Written instruction:
Leaving out the pictures, please retype each record exactly.
>> Begin
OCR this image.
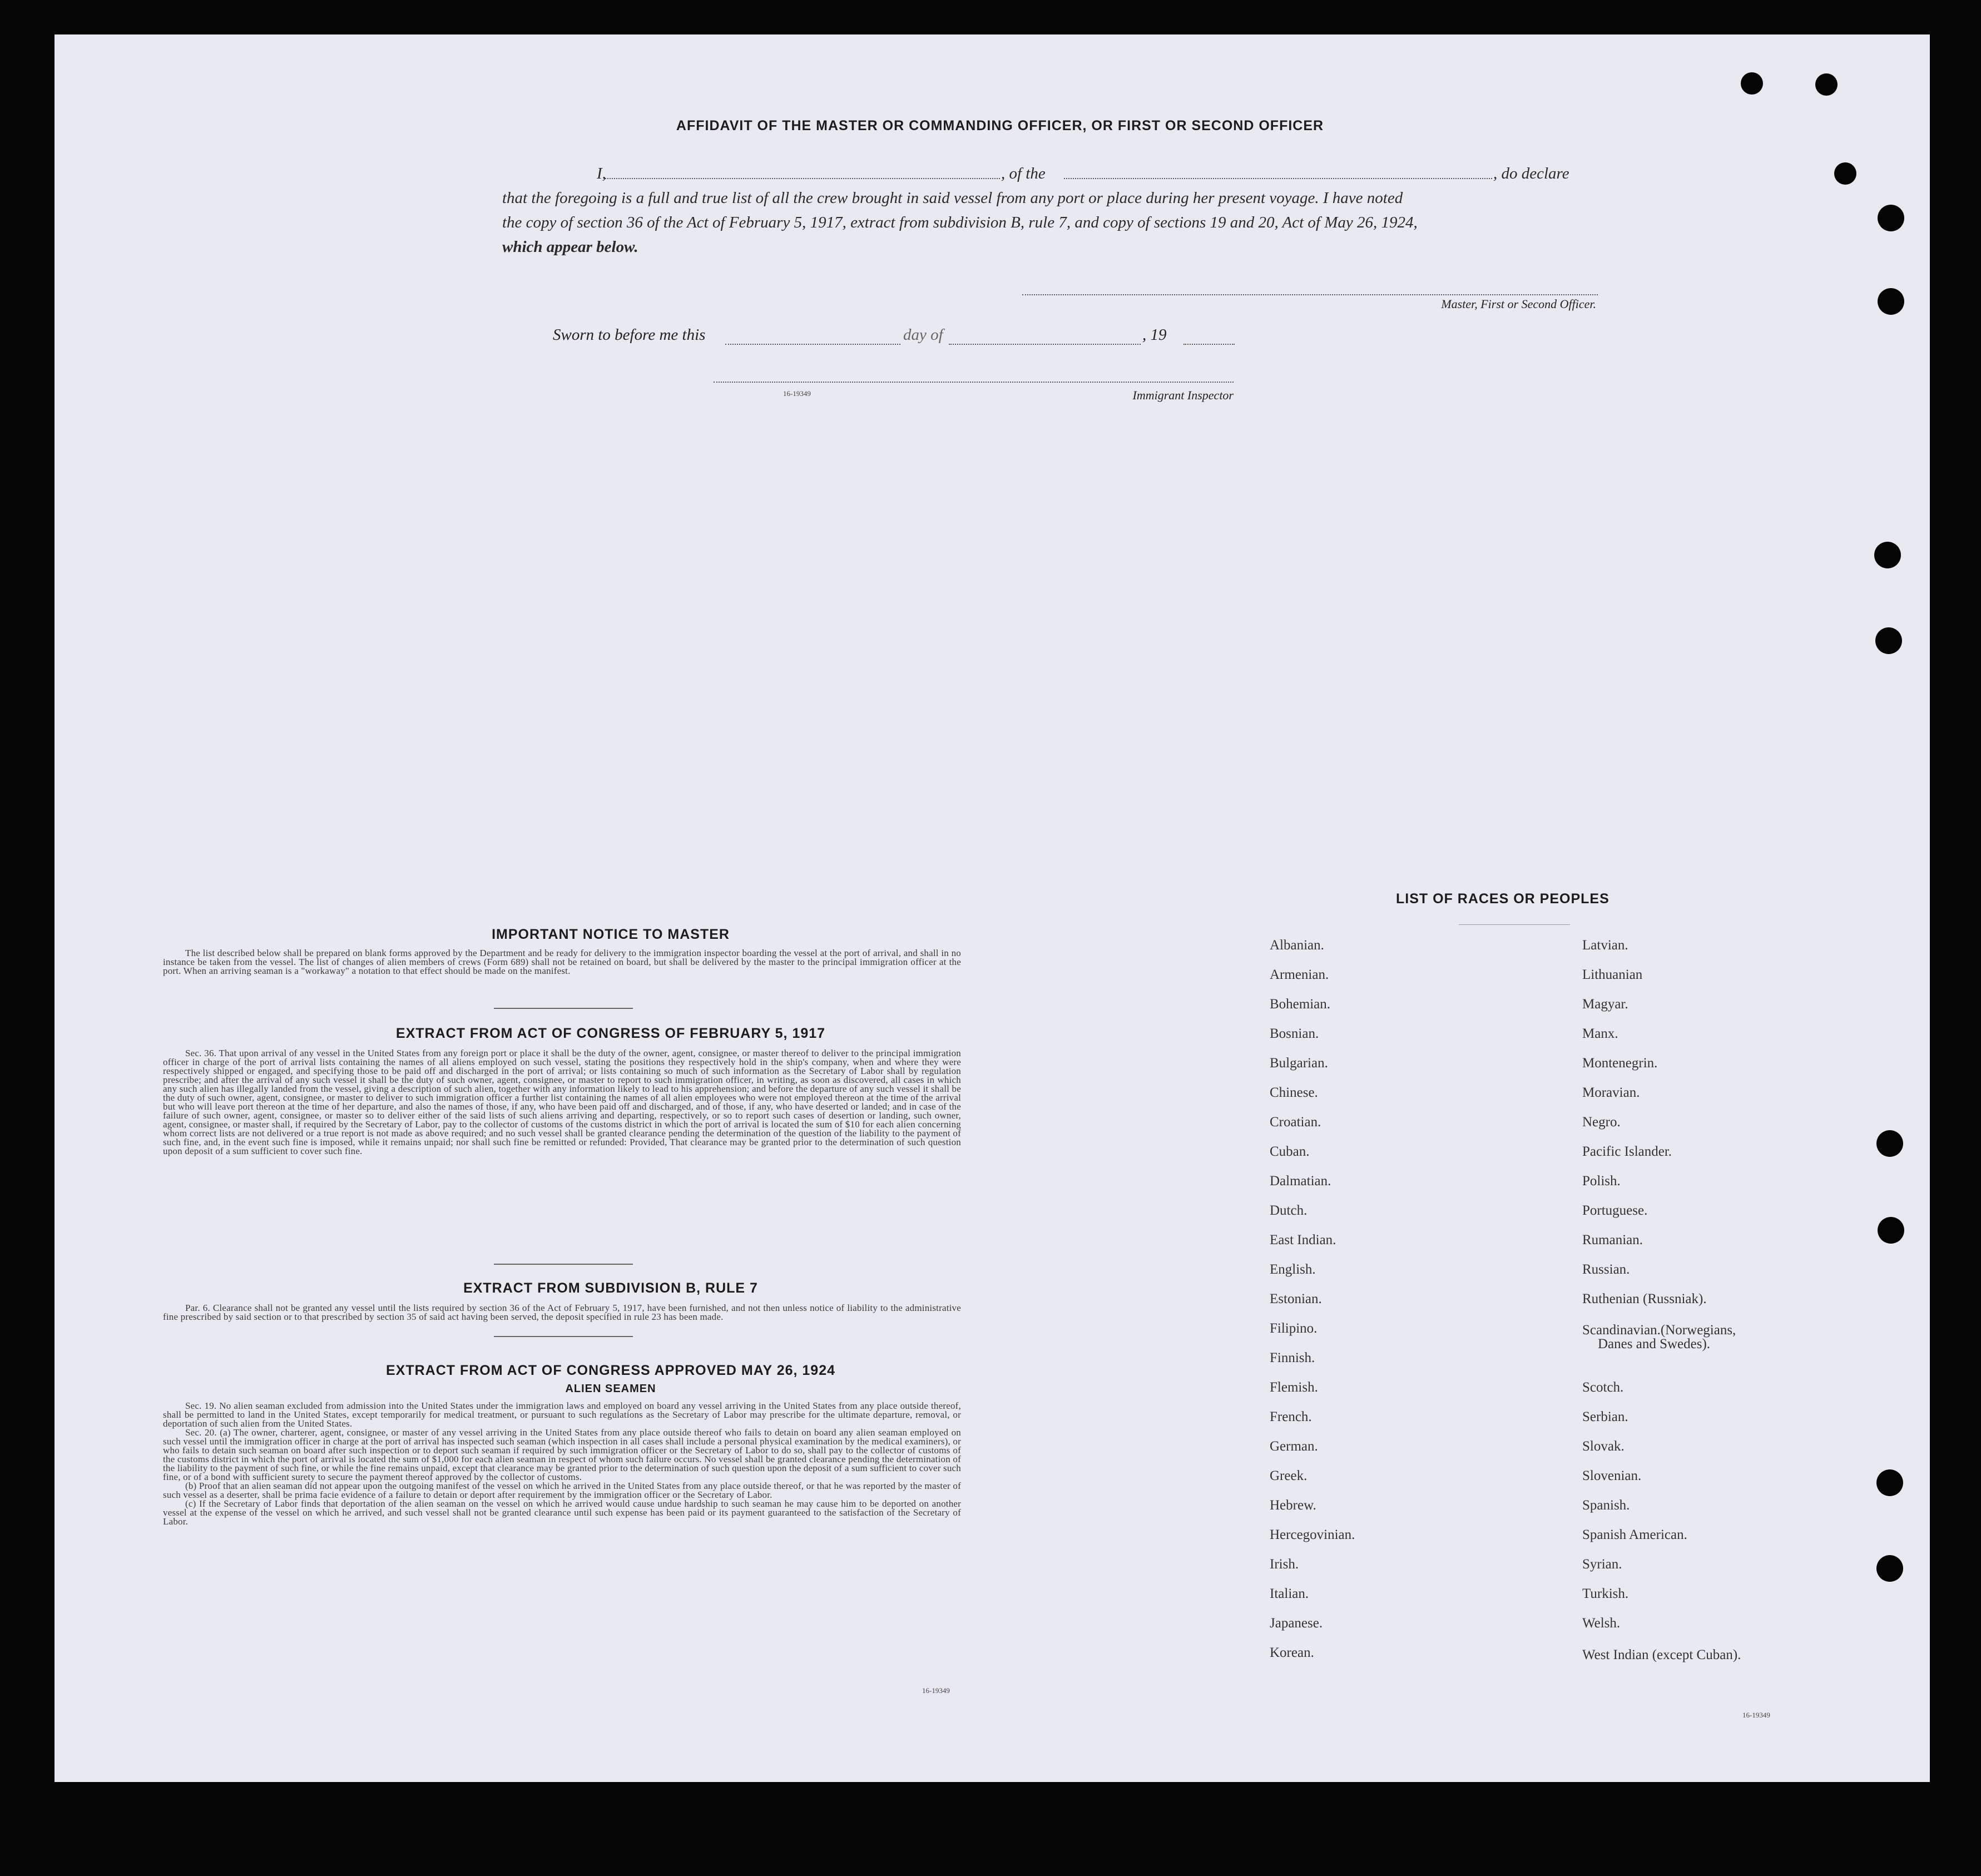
AFFIDAVIT OF THE MASTER OR COMMANDING OFFICER, OR FIRST OR SECOND OFFICER
I,	, of the	, do declare
that the foregoing is a full and true list of all the crew brought in said vessel from any port or place during her present voyage. I have noted
the copy of section 36 of the Act of February 5, 1917, extract from subdivision B, rule 7, and copy of sections 19 and 20, Act of May 26, 1924,
which appear below.
Master, First or Second Officer.
Sworn to before me this	day of	, 19
16-19349	Immigrant Inspector
IMPORTANT NOTICE TO MASTER

The list described below shall be prepared on blank forms approved by the Department and be ready for delivery to the immigration inspector boarding the vessel at the port of arrival, and shall in no instance be taken from the vessel. The list of changes of alien members of crews (Form 689) shall not be retained on board, but shall be delivered by the master to the principal immigration officer at the port. When an arriving seaman is a "workaway" a notation to that effect should be made on the manifest.

EXTRACT FROM ACT OF CONGRESS OF FEBRUARY 5, 1917

Sec. 36. That upon arrival of any vessel in the United States from any foreign port or place it shall be the duty of the owner, agent, consignee, or master thereof to deliver to the principal immigration officer in charge of the port of arrival lists containing the names of all aliens employed on such vessel, stating the positions they respectively hold in the ship's company, when and where they were respectively shipped or engaged, and specifying those to be paid off and discharged in the port of arrival; or lists containing so much of such information as the Secretary of Labor shall by regulation prescribe; and after the arrival of any such vessel it shall be the duty of such owner, agent, consignee, or master to report to such immigration officer, in writing, as soon as discovered, all cases in which any such alien has illegally landed from the vessel, giving a description of such alien, together with any information likely to lead to his apprehension; and before the departure of any such vessel it shall be the duty of such owner, agent, consignee, or master to deliver to such immigration officer a further list containing the names of all alien employees who were not employed thereon at the time of the arrival but who will leave port thereon at the time of her departure, and also the names of those, if any, who have been paid off and discharged, and of those, if any, who have deserted or landed; and in case of the failure of such owner, agent, consignee, or master so to deliver either of the said lists of such aliens arriving and departing, respectively, or so to report such cases of desertion or landing, such owner, agent, consignee, or master shall, if required by the Secretary of Labor, pay to the collector of customs of the customs district in which the port of arrival is located the sum of $10 for each alien concerning whom correct lists are not delivered or a true report is not made as above required; and no such vessel shall be granted clearance pending the determination of the question of the liability to the payment of such fine, and, in the event such fine is imposed, while it remains unpaid; nor shall such fine be remitted or refunded: Provided, That clearance may be granted prior to the determination of such question upon deposit of a sum sufficient to cover such fine.

EXTRACT FROM SUBDIVISION B, RULE 7

Par. 6. Clearance shall not be granted any vessel until the lists required by section 36 of the Act of February 5, 1917, have been furnished, and not then unless notice of liability to the administrative fine prescribed by said section or to that prescribed by section 35 of said act having been served, the deposit specified in rule 23 has been made.

EXTRACT FROM ACT OF CONGRESS APPROVED MAY 26, 1924
ALIEN SEAMEN

Sec. 19. No alien seaman excluded from admission into the United States under the immigration laws and employed on board any vessel arriving in the United States from any place outside thereof, shall be permitted to land in the United States, except temporarily for medical treatment, or pursuant to such regulations as the Secretary of Labor may prescribe for the ultimate departure, removal, or deportation of such alien from the United States.

Sec. 20. (a) The owner, charterer, agent, consignee, or master of any vessel arriving in the United States from any place outside thereof who fails to detain on board any alien seaman employed on such vessel until the immigration officer in charge at the port of arrival has inspected such seaman (which inspection in all cases shall include a personal physical examination by the medical examiners), or who fails to detain such seaman on board after such inspection or to deport such seaman if required by such immigration officer or the Secretary of Labor to do so, shall pay to the collector of customs of the customs district in which the port of arrival is located the sum of $1,000 for each alien seaman in respect of whom such failure occurs. No vessel shall be granted clearance pending the determination of the liability to the payment of such fine, or while the fine remains unpaid, except that clearance may be granted prior to the determination of such question upon the deposit of a sum sufficient to cover such fine, or of a bond with sufficient surety to secure the payment thereof approved by the collector of customs.

(b) Proof that an alien seaman did not appear upon the outgoing manifest of the vessel on which he arrived in the United States from any place outside thereof, or that he was reported by the master of such vessel as a deserter, shall be prima facie evidence of a failure to detain or deport after requirement by the immigration officer or the Secretary of Labor.

(c) If the Secretary of Labor finds that deportation of the alien seaman on the vessel on which he arrived would cause undue hardship to such seaman he may cause him to be deported on another vessel at the expense of the vessel on which he arrived, and such vessel shall not be granted clearance until such expense has been paid or its payment guaranteed to the satisfaction of the Secretary of Labor.

16-19349
LIST OF RACES OR PEOPLES
Albanian.
Armenian.
Bohemian.
Bosnian.
Bulgarian.
Chinese.
Croatian.
Cuban.
Dalmatian.
Dutch.
East Indian.
English.
Estonian.
Filipino.
Finnish.
Flemish.
French.
German.
Greek.
Hebrew.
Hercegovinian.
Irish.
Italian.
Japanese.
Korean.
Latvian.
Lithuanian
Magyar.
Manx.
Montenegrin.
Moravian.
Negro.
Pacific Islander.
Polish.
Portuguese.
Rumanian.
Russian.
Ruthenian (Russniak).
Scandinavian.(Norwegians,
Danes and Swedes).
Scotch.
Serbian.
Slovak.
Slovenian.
Spanish.
Spanish American.
Syrian.
Turkish.
Welsh.
West Indian (except Cuban).
16-19349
>> End
Answer to the exercise:
OCR this image.
AFFIDAVIT OF THE MASTER OR COMMANDING OFFICER, OR FIRST OR SECOND OFFICER
I,	, of the	, do declare
that the foregoing is a full and true list of all the crew brought in said vessel from any port or place during her present voyage. I have noted
the copy of section 36 of the Act of February 5, 1917, extract from subdivision B, rule 7, and copy of sections 19 and 20, Act of May 26, 1924,
which appear below.
Master, First or Second Officer.
Sworn to before me this	day of	, 19
16-19349	Immigrant Inspector
IMPORTANT NOTICE TO MASTER

The list described below shall be prepared on blank forms approved by the Department and be ready for delivery to the immigration inspector boarding the vessel at the port of arrival, and shall in no instance be taken from the vessel. The list of changes of alien members of crews (Form 689) shall not be retained on board, but shall be delivered by the master to the principal immigration officer at the port. When an arriving seaman is a "workaway" a notation to that effect should be made on the manifest.

EXTRACT FROM ACT OF CONGRESS OF FEBRUARY 5, 1917

Sec. 36. That upon arrival of any vessel in the United States from any foreign port or place it shall be the duty of the owner, agent, consignee, or master thereof to deliver to the principal immigration officer in charge of the port of arrival lists containing the names of all aliens employed on such vessel, stating the positions they respectively hold in the ship's company, when and where they were respectively shipped or engaged, and specifying those to be paid off and discharged in the port of arrival; or lists containing so much of such information as the Secretary of Labor shall by regulation prescribe; and after the arrival of any such vessel it shall be the duty of such owner, agent, consignee, or master to report to such immigration officer, in writing, as soon as discovered, all cases in which any such alien has illegally landed from the vessel, giving a description of such alien, together with any information likely to lead to his apprehension; and before the departure of any such vessel it shall be the duty of such owner, agent, consignee, or master to deliver to such immigration officer a further list containing the names of all alien employees who were not employed thereon at the time of the arrival but who will leave port thereon at the time of her departure, and also the names of those, if any, who have been paid off and discharged, and of those, if any, who have deserted or landed; and in case of the failure of such owner, agent, consignee, or master so to deliver either of the said lists of such aliens arriving and departing, respectively, or so to report such cases of desertion or landing, such owner, agent, consignee, or master shall, if required by the Secretary of Labor, pay to the collector of customs of the customs district in which the port of arrival is located the sum of $10 for each alien concerning whom correct lists are not delivered or a true report is not made as above required; and no such vessel shall be granted clearance pending the determination of the question of the liability to the payment of such fine, and, in the event such fine is imposed, while it remains unpaid; nor shall such fine be remitted or refunded: Provided, That clearance may be granted prior to the determination of such question upon deposit of a sum sufficient to cover such fine.

EXTRACT FROM SUBDIVISION B, RULE 7

Par. 6. Clearance shall not be granted any vessel until the lists required by section 36 of the Act of February 5, 1917, have been furnished, and not then unless notice of liability to the administrative fine prescribed by said section or to that prescribed by section 35 of said act having been served, the deposit specified in rule 23 has been made.

EXTRACT FROM ACT OF CONGRESS APPROVED MAY 26, 1924
ALIEN SEAMEN

Sec. 19. No alien seaman excluded from admission into the United States under the immigration laws and employed on board any vessel arriving in the United States from any place outside thereof, shall be permitted to land in the United States, except temporarily for medical treatment, or pursuant to such regulations as the Secretary of Labor may prescribe for the ultimate departure, removal, or deportation of such alien from the United States.

Sec. 20. (a) The owner, charterer, agent, consignee, or master of any vessel arriving in the United States from any place outside thereof who fails to detain on board any alien seaman employed on such vessel until the immigration officer in charge at the port of arrival has inspected such seaman (which inspection in all cases shall include a personal physical examination by the medical examiners), or who fails to detain such seaman on board after such inspection or to deport such seaman if required by such immigration officer or the Secretary of Labor to do so, shall pay to the collector of customs of the customs district in which the port of arrival is located the sum of $1,000 for each alien seaman in respect of whom such failure occurs. No vessel shall be granted clearance pending the determination of the liability to the payment of such fine, or while the fine remains unpaid, except that clearance may be granted prior to the determination of such question upon the deposit of a sum sufficient to cover such fine, or of a bond with sufficient surety to secure the payment thereof approved by the collector of customs.

(b) Proof that an alien seaman did not appear upon the outgoing manifest of the vessel on which he arrived in the United States from any place outside thereof, or that he was reported by the master of such vessel as a deserter, shall be prima facie evidence of a failure to detain or deport after requirement by the immigration officer or the Secretary of Labor.

(c) If the Secretary of Labor finds that deportation of the alien seaman on the vessel on which he arrived would cause undue hardship to such seaman he may cause him to be deported on another vessel at the expense of the vessel on which he arrived, and such vessel shall not be granted clearance until such expense has been paid or its payment guaranteed to the satisfaction of the Secretary of Labor.

16-19349
LIST OF RACES OR PEOPLES
Albanian.
Armenian.
Bohemian.
Bosnian.
Bulgarian.
Chinese.
Croatian.
Cuban.
Dalmatian.
Dutch.
East Indian.
English.
Estonian.
Filipino.
Finnish.
Flemish.
French.
German.
Greek.
Hebrew.
Hercegovinian.
Irish.
Italian.
Japanese.
Korean.
Latvian.
Lithuanian
Magyar.
Manx.
Montenegrin.
Moravian.
Negro.
Pacific Islander.
Polish.
Portuguese.
Rumanian.
Russian.
Ruthenian (Russniak).
Scandinavian.(Norwegians,
Danes and Swedes).
Scotch.
Serbian.
Slovak.
Slovenian.
Spanish.
Spanish American.
Syrian.
Turkish.
Welsh.
West Indian (except Cuban).
16-19349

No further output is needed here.